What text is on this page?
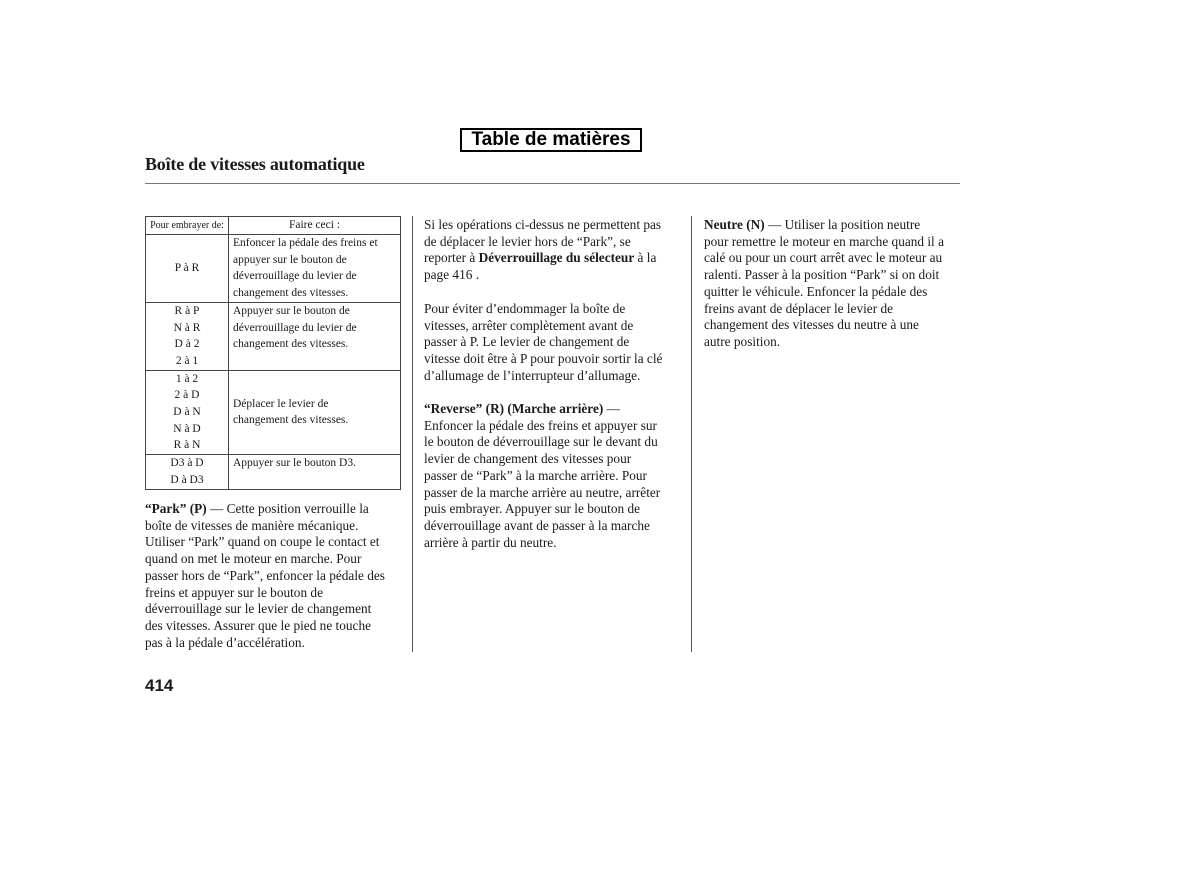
Table de matières
Boîte de vitesses automatique
Pour embrayer de:	Faire ceci :

P à R	Enfoncer la pédale des freins et
appuyer sur le bouton de
déverrouillage du levier de
changement des vitesses.

R à P
N à R
D à 2
2 à 1	Appuyer sur le bouton de
déverrouillage du levier de
changement des vitesses.

1 à 2
2 à D
D à N
N à D
R à N	Déplacer le levier de
changement des vitesses.

D3 à D
D à D3	Appuyer sur le bouton D3.

“Park” (P) — Cette position verrouille la
boîte de vitesses de manière mécanique.
Utiliser “Park” quand on coupe le contact et
quand on met le moteur en marche. Pour
passer hors de “Park”, enfoncer la pédale des
freins et appuyer sur le bouton de
déverrouillage sur le levier de changement
des vitesses. Assurer que le pied ne touche
pas à la pédale d’accélération.
Si les opérations ci-dessus ne permettent pas
de déplacer le levier hors de “Park”, se
reporter à Déverrouillage du sélecteur à la
page 416 .
Pour éviter d’endommager la boîte de
vitesses, arrêter complètement avant de
passer à P. Le levier de changement de
vitesse doit être à P pour pouvoir sortir la clé
d’allumage de l’interrupteur d’allumage.
“Reverse” (R) (Marche arrière) —
Enfoncer la pédale des freins et appuyer sur
le bouton de déverrouillage sur le devant du
levier de changement des vitesses pour
passer de “Park” à la marche arrière. Pour
passer de la marche arrière au neutre, arrêter
puis embrayer. Appuyer sur le bouton de
déverrouillage avant de passer à la marche
arrière à partir du neutre.
Neutre (N) — Utiliser la position neutre
pour remettre le moteur en marche quand il a
calé ou pour un court arrêt avec le moteur au
ralenti. Passer à la position “Park” si on doit
quitter le véhicule. Enfoncer la pédale des
freins avant de déplacer le levier de
changement des vitesses du neutre à une
autre position.
414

+--

[Exercise instructions]: Find each line holding the word "levier" and copy it.

[Task response]:
déverrouillage du levier de
déverrouillage du levier de
R à N	Déplacer le levier de
déverrouillage sur le levier de changement
de déplacer le levier hors de “Park”, se
passer à P. Le levier de changement de
levier de changement des vitesses pour
freins avant de déplacer le levier de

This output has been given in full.